[BRIEF]: Check every line below for the word "occlusal" and copy the ones that have it.

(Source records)

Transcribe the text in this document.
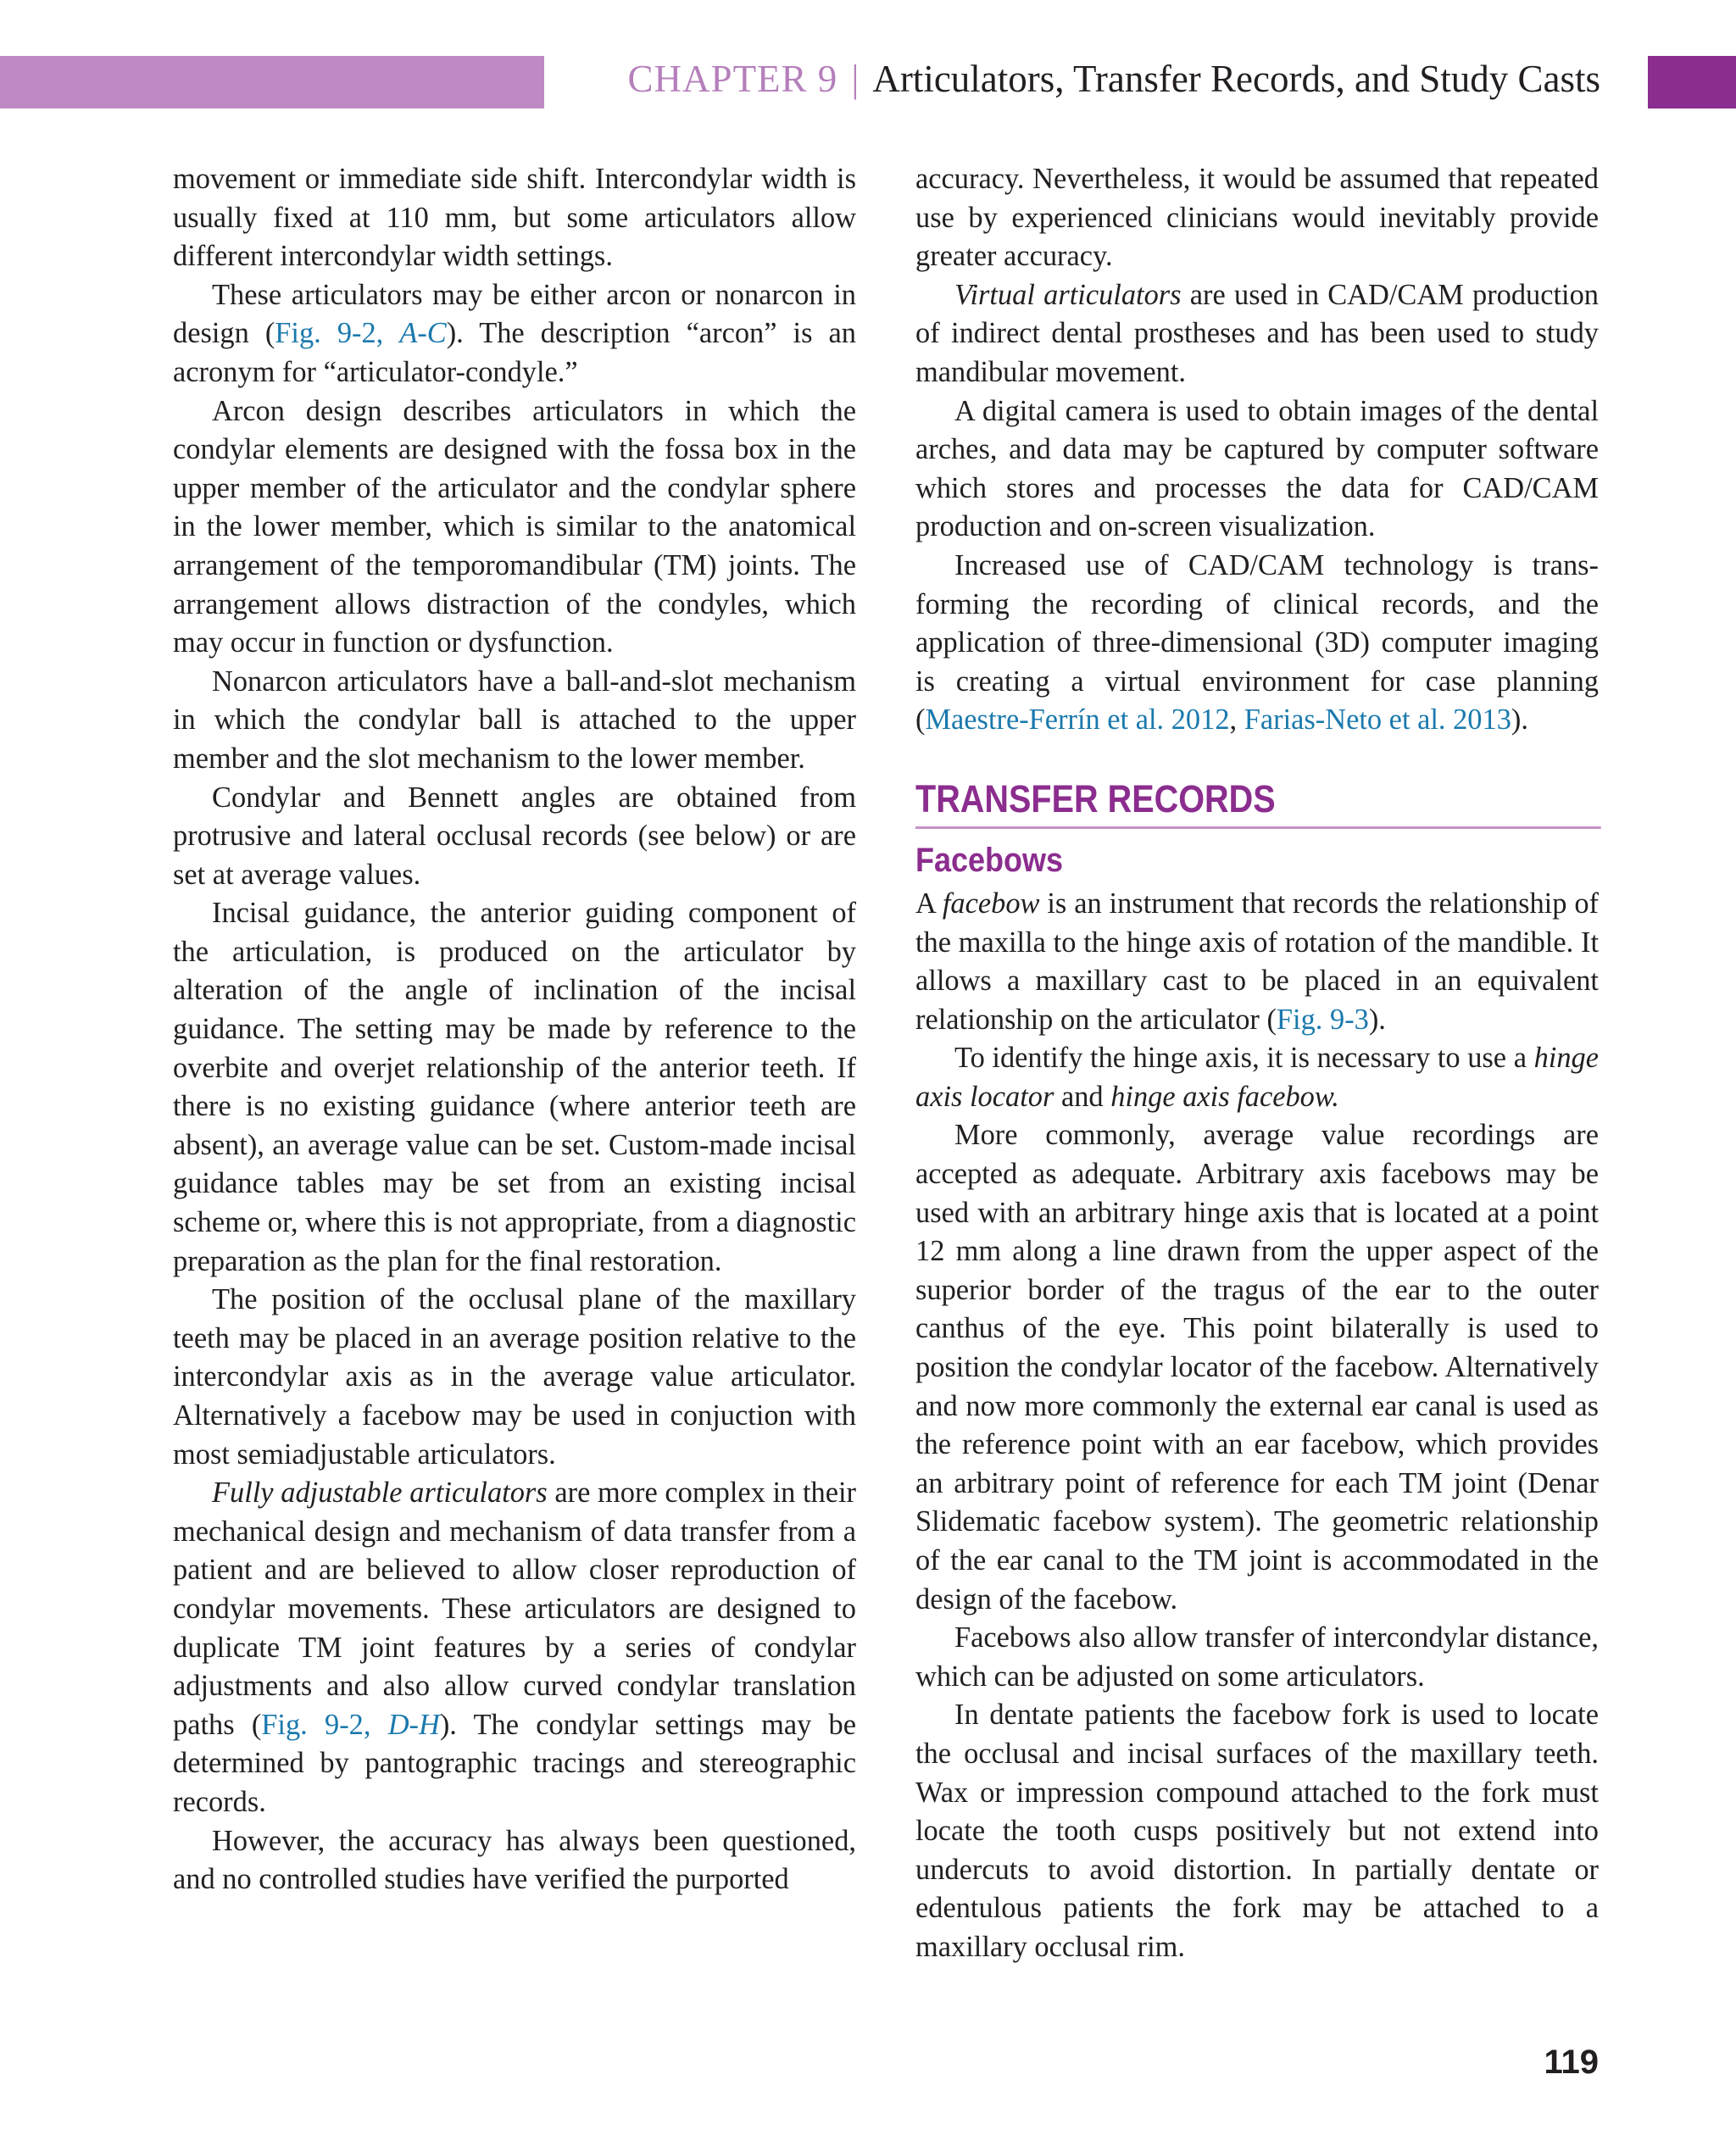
CHAPTER 9 | Articulators, Transfer Records, and Study Casts

movement or immediate side shift. Intercondylar width is usually fixed at 110 mm, but some articulators allow different intercondylar width settings.

These articulators may be either arcon or nonarcon in design (Fig. 9-2, A-C). The description “arcon” is an acronym for “articulator-condyle.”

Arcon design describes articulators in which the condylar elements are designed with the fossa box in the upper member of the articulator and the condylar sphere in the lower member, which is similar to the anatomical arrangement of the temporomandibular (TM) joints. The arrangement allows distraction of the condyles, which may occur in function or dysfunction.

Nonarcon articulators have a ball-and-slot mechanism in which the condylar ball is attached to the upper member and the slot mechanism to the lower member.

Condylar and Bennett angles are obtained from protrusive and lateral occlusal records (see below) or are set at average values.

Incisal guidance, the anterior guiding component of the articulation, is produced on the articulator by alteration of the angle of inclination of the incisal guidance. The setting may be made by reference to the overbite and overjet relationship of the anterior teeth. If there is no existing guidance (where anterior teeth are absent), an average value can be set. Custom-made incisal guidance tables may be set from an existing incisal scheme or, where this is not appropriate, from a diagnostic preparation as the plan for the final restoration.

The position of the occlusal plane of the maxillary teeth may be placed in an average position relative to the intercondylar axis as in the average value articulator. Alternatively a facebow may be used in conjuction with most semiadjustable articulators.

Fully adjustable articulators are more complex in their mechanical design and mechanism of data transfer from a patient and are believed to allow closer reproduction of condylar movements. These articulators are designed to duplicate TM joint features by a series of condylar adjustments and also allow curved condylar translation paths (Fig. 9-2, D-H). The condylar settings may be determined by pantographic tracings and stereographic records.

However, the accuracy has always been questioned, and no controlled studies have verified the purported

accuracy. Nevertheless, it would be assumed that repeated use by experienced clinicians would inevitably provide greater accuracy.

Virtual articulators are used in CAD/CAM production of indirect dental prostheses and has been used to study mandibular movement.

A digital camera is used to obtain images of the dental arches, and data may be captured by computer software which stores and processes the data for CAD/​CAM production and on-screen visualization.

Increased use of CAD/CAM technology is transforming the recording of clinical records, and the application of three-dimensional (3D) computer imaging is creating a virtual environment for case planning (Maestre-Ferrín et al. 2012, Farias-Neto et al. 2013).

TRANSFER RECORDS
Facebows

A facebow is an instrument that records the relationship of the maxilla to the hinge axis of rotation of the mandible. It allows a maxillary cast to be placed in an equivalent relationship on the articulator (Fig. 9-3).

To identify the hinge axis, it is necessary to use a hinge axis locator and hinge axis facebow.

More commonly, average value recordings are accepted as adequate. Arbitrary axis facebows may be used with an arbitrary hinge axis that is located at a point 12 mm along a line drawn from the upper aspect of the superior border of the tragus of the ear to the outer canthus of the eye. This point bilaterally is used to position the condylar locator of the facebow. Alternatively and now more commonly the external ear canal is used as the reference point with an ear facebow, which provides an arbitrary point of reference for each TM joint (Denar Slidematic facebow system). The geometric relationship of the ear canal to the TM joint is accommodated in the design of the facebow.

Facebows also allow transfer of intercondylar distance, which can be adjusted on some articulators.

In dentate patients the facebow fork is used to locate the occlusal and incisal surfaces of the maxillary teeth. Wax or impression compound attached to the fork must locate the tooth cusps positively but not extend into undercuts to avoid distortion. In partially dentate or edentulous patients the fork may be attached to a maxillary occlusal rim.

119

[TASK RESULT]:
Condylar and Bennett angles are obtained from protrusive and lateral occlusal records (see below) or are set at average values.
The position of the occlusal plane of the maxillary teeth may be placed in an average position relative to the intercondylar axis as in the average value articulator. Alternatively a facebow may be used in conjuction with most semiadjustable articulators.
In dentate patients the facebow fork is used to locate the occlusal and incisal surfaces of the maxillary teeth. Wax or impression compound attached to the fork must locate the tooth cusps positively but not extend into undercuts to avoid distortion. In partially dentate or edentulous patients the fork may be attached to a maxillary occlusal rim.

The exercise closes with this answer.